◆ What to work on ◆
List each line of the data that holds the string "outline", please.

-- begin Data for this task --

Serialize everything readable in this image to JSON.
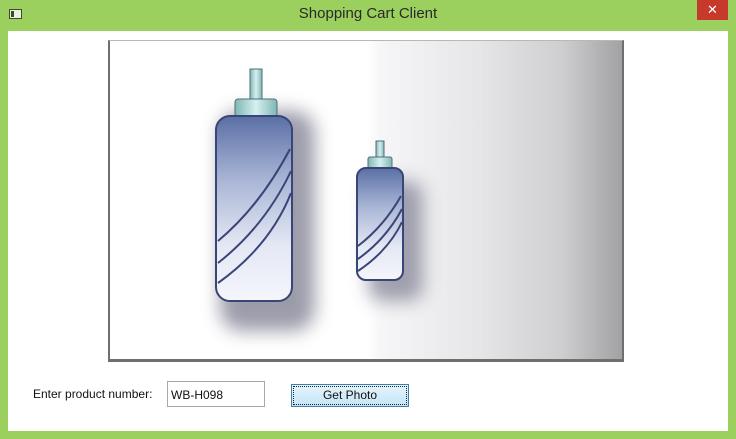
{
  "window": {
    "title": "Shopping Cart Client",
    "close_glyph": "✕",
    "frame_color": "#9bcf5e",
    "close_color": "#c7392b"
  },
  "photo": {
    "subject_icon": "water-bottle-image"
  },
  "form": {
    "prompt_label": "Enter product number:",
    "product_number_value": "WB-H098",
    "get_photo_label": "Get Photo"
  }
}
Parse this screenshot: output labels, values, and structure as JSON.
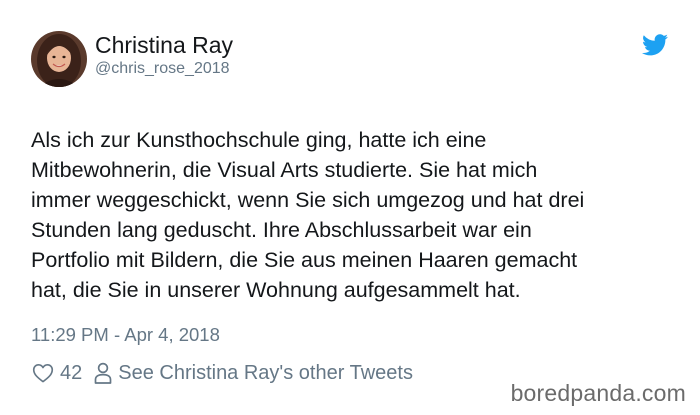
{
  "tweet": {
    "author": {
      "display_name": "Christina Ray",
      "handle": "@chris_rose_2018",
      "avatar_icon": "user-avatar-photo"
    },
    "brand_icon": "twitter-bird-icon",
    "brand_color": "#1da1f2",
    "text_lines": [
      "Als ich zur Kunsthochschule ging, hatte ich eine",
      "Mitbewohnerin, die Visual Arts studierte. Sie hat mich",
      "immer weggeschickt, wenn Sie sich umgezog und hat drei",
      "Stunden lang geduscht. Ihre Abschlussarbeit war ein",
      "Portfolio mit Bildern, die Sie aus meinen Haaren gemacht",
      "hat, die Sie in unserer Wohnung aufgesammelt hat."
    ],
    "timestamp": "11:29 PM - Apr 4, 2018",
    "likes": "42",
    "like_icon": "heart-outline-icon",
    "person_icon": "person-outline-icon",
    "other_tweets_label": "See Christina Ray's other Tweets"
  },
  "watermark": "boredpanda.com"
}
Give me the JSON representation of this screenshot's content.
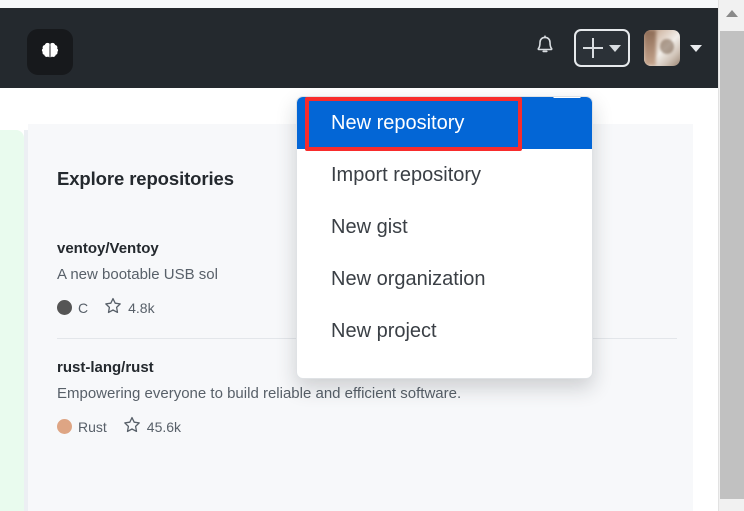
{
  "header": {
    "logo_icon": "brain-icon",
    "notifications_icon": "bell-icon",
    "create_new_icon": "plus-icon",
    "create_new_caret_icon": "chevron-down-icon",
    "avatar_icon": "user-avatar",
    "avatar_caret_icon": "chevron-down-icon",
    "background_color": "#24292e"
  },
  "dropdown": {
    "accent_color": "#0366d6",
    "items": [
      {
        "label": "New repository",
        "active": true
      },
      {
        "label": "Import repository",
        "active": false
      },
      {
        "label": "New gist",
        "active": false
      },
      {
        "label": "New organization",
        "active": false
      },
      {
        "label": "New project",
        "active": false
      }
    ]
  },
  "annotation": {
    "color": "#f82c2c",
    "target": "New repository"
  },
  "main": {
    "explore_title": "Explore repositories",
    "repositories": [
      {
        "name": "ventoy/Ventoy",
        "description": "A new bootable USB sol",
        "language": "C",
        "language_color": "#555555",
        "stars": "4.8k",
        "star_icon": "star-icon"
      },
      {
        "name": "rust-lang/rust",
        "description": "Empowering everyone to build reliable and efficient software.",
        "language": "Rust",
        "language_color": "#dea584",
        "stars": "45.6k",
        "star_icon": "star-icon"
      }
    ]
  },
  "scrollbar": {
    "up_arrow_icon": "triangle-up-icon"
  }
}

-- end Data for this task --

◆ Result for this exercise ◆
    "like_icon": "heart-outline-icon",
    "person_icon": "person-outline-icon",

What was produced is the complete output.